What you are asked to do:
Report how many lines of the entries below contain the word "title", and nothing more.

====== Record excerpts

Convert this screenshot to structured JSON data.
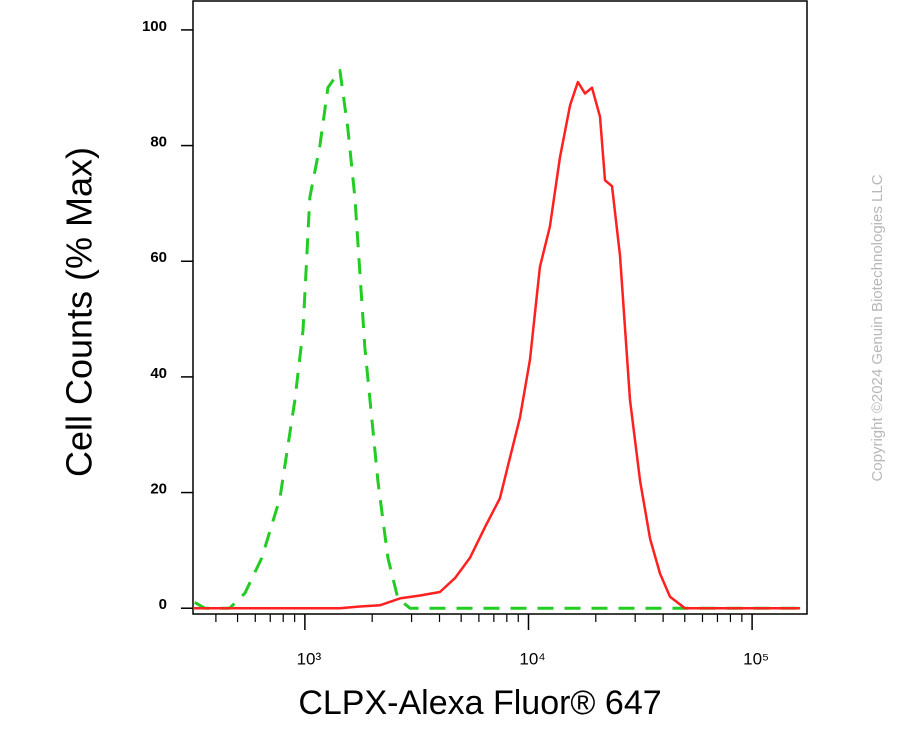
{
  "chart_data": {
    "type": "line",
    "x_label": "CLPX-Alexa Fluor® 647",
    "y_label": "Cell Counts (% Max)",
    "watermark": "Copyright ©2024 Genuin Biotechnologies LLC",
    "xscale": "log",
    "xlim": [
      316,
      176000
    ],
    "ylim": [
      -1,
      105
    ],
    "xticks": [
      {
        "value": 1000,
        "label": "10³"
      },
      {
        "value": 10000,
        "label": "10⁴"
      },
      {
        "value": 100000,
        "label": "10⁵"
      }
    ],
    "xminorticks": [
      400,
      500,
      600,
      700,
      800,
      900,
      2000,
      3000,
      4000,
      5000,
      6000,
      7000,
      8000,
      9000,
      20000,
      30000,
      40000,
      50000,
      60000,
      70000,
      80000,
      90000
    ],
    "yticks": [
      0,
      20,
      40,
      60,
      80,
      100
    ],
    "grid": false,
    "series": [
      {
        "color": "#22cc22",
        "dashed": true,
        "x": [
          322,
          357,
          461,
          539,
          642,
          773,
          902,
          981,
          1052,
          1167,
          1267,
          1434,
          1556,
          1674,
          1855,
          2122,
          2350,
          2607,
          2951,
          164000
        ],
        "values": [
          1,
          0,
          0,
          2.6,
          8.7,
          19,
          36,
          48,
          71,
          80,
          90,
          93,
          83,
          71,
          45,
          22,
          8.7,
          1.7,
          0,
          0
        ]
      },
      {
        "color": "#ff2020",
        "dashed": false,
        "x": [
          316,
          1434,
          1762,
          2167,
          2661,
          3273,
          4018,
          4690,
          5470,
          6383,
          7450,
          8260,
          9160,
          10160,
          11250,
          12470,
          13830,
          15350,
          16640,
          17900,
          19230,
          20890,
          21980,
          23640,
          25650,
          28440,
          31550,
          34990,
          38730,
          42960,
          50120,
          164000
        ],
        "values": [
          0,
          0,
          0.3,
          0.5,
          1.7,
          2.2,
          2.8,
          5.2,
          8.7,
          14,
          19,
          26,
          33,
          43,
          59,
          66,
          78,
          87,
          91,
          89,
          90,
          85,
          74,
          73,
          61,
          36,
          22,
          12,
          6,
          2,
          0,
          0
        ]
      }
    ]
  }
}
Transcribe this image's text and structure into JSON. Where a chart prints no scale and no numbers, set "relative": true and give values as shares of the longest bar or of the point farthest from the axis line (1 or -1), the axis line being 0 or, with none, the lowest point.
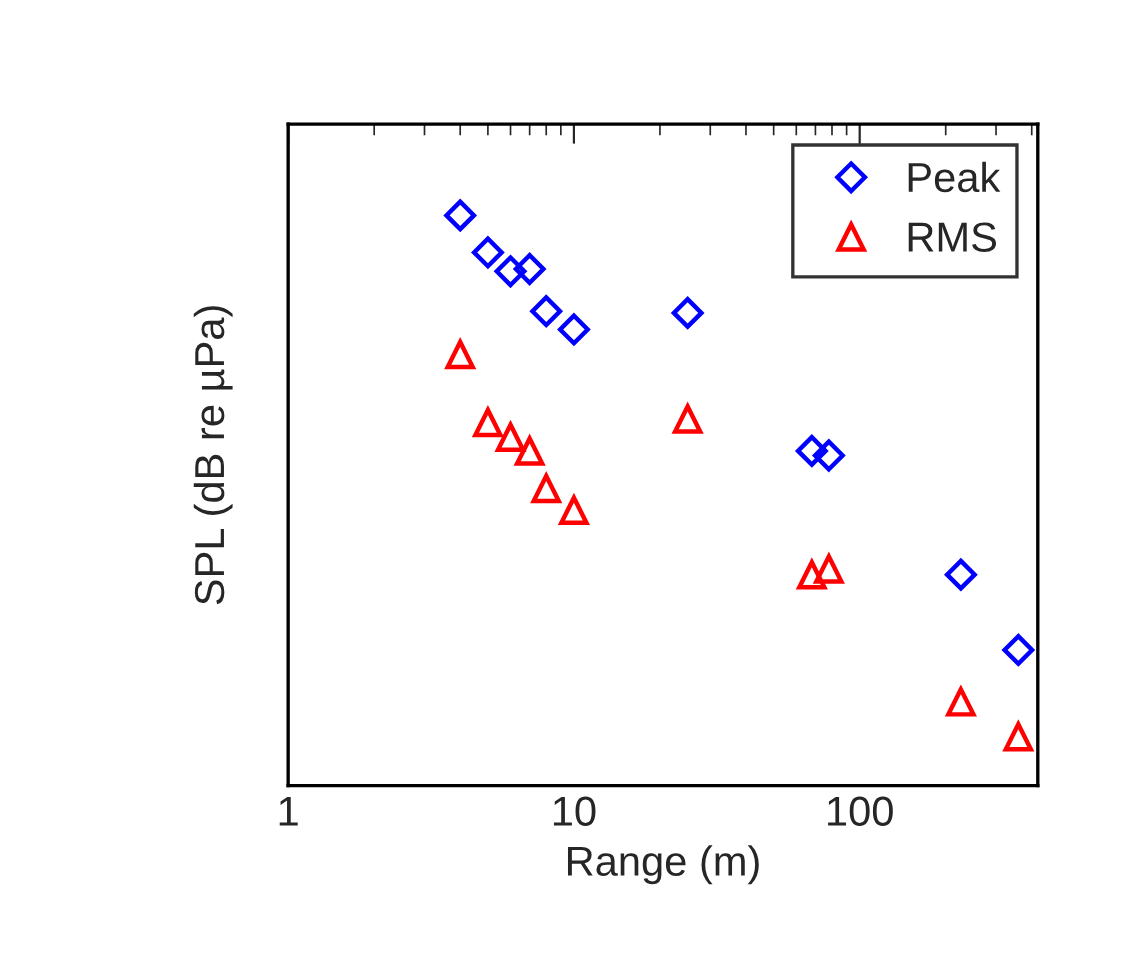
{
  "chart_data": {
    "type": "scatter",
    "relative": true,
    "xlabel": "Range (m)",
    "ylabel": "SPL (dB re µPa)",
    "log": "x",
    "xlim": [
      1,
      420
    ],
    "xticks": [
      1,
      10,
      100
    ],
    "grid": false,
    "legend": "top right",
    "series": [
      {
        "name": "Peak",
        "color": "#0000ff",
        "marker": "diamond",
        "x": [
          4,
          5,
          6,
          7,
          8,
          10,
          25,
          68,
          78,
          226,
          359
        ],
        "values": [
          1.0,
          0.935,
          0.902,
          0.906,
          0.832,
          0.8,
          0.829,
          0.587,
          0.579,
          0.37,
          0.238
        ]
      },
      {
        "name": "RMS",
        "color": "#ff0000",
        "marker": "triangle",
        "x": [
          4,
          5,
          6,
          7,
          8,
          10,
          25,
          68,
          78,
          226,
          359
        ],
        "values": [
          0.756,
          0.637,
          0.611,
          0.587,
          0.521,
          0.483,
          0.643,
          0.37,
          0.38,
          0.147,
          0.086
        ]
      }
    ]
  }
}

============
====== Record excerpts

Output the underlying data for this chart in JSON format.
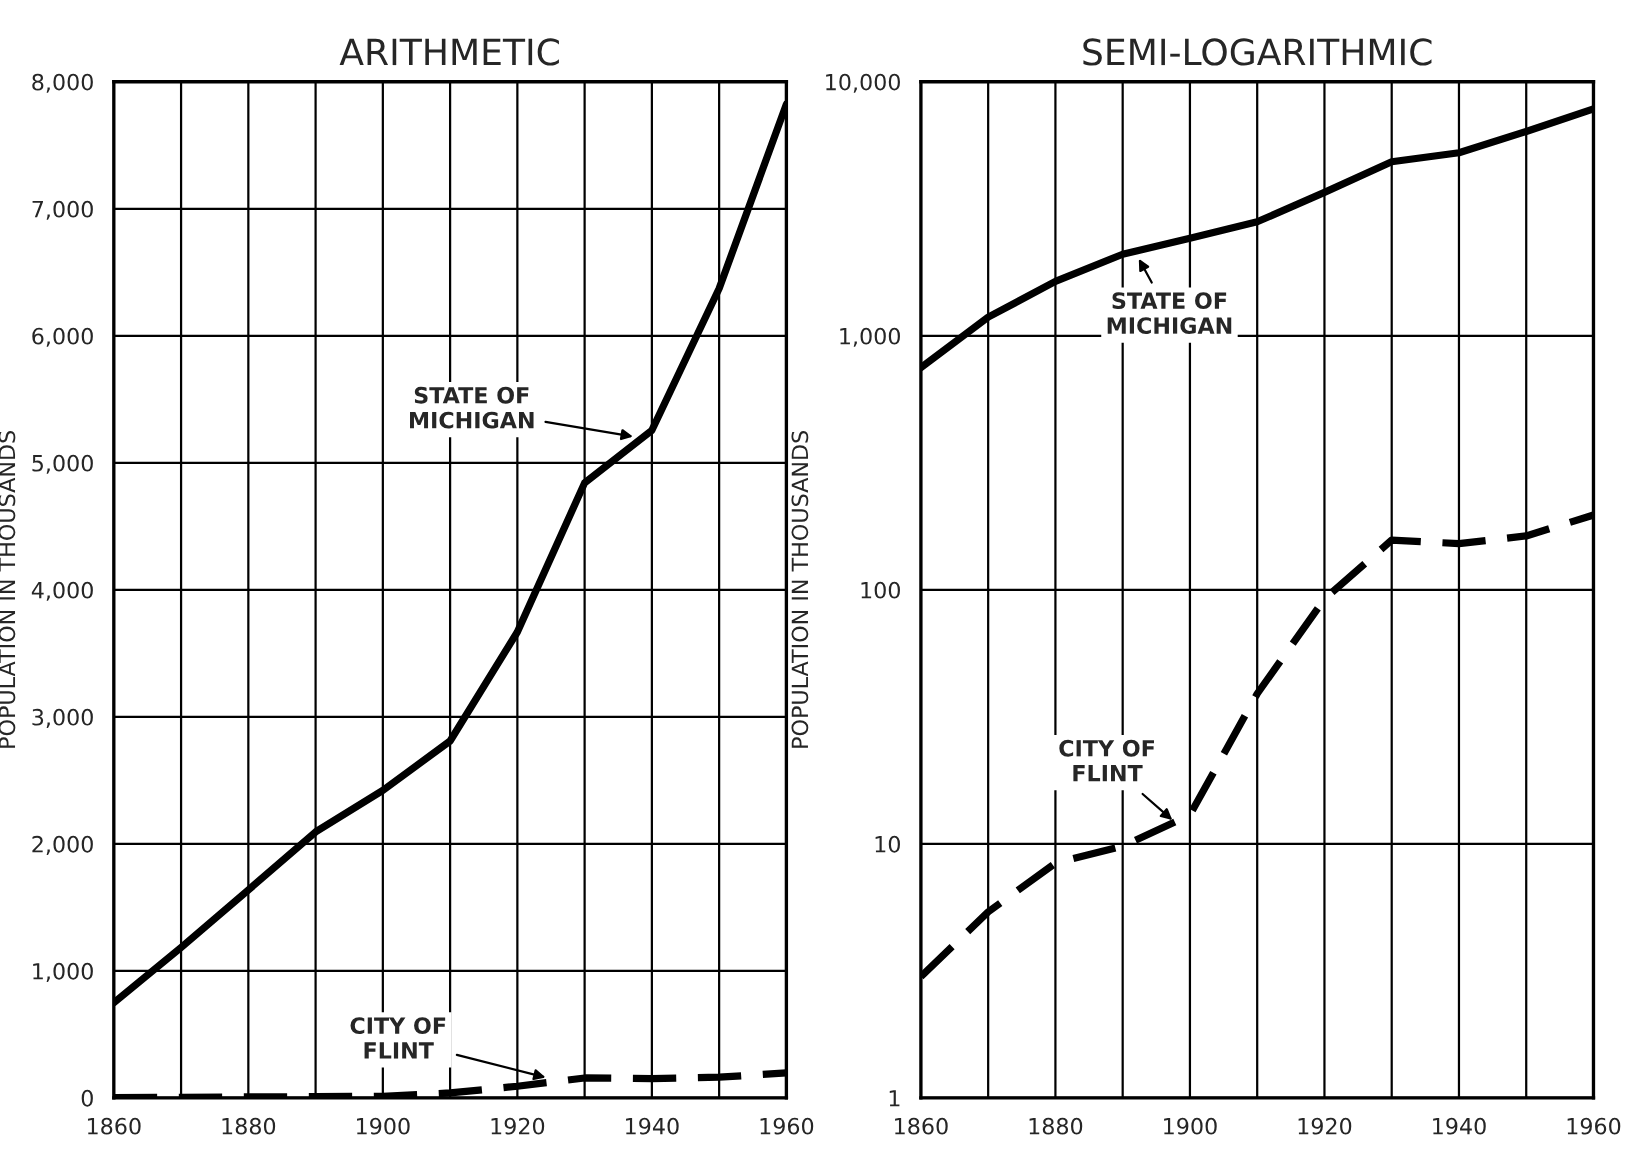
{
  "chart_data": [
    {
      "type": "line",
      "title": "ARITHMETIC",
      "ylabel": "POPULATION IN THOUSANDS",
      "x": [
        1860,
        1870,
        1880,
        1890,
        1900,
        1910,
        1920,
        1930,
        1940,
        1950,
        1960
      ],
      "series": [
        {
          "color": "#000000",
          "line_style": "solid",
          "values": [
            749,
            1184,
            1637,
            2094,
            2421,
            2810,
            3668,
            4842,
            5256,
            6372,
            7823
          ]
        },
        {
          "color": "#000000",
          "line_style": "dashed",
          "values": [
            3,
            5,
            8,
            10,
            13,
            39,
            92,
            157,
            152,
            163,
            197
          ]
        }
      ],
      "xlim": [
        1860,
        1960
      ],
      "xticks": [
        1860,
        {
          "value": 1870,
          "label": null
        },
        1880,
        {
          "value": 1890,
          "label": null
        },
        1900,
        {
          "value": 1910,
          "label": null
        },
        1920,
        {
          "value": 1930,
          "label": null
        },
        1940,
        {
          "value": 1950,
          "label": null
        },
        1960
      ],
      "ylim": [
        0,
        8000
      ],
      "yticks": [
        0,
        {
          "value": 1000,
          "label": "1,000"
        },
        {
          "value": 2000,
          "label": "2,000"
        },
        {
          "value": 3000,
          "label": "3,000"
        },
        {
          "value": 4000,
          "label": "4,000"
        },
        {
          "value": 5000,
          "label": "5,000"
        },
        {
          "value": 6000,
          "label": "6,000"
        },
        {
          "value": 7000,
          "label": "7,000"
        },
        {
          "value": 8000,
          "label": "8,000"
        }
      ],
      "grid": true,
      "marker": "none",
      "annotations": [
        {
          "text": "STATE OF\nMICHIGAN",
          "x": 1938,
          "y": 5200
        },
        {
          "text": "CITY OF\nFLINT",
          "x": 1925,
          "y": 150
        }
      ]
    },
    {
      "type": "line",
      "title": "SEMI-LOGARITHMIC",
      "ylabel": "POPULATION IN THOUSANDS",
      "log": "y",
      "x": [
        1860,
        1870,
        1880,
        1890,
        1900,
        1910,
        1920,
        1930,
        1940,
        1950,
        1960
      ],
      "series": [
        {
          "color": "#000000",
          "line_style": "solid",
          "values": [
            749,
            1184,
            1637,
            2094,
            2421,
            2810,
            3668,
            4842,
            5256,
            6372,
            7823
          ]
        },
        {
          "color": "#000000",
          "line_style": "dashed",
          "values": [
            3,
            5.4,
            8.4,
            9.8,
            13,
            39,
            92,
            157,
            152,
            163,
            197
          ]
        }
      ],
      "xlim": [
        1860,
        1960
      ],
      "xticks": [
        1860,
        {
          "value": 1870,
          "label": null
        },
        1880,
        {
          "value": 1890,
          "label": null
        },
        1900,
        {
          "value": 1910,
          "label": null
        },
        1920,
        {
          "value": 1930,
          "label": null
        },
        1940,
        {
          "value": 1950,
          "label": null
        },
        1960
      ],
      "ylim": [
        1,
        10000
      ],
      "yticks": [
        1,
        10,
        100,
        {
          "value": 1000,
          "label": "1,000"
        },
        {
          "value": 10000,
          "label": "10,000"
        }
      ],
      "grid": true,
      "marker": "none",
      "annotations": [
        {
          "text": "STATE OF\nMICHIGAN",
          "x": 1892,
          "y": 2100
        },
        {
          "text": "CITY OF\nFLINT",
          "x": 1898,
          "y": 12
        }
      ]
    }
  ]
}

============

Solution for this exercise:
2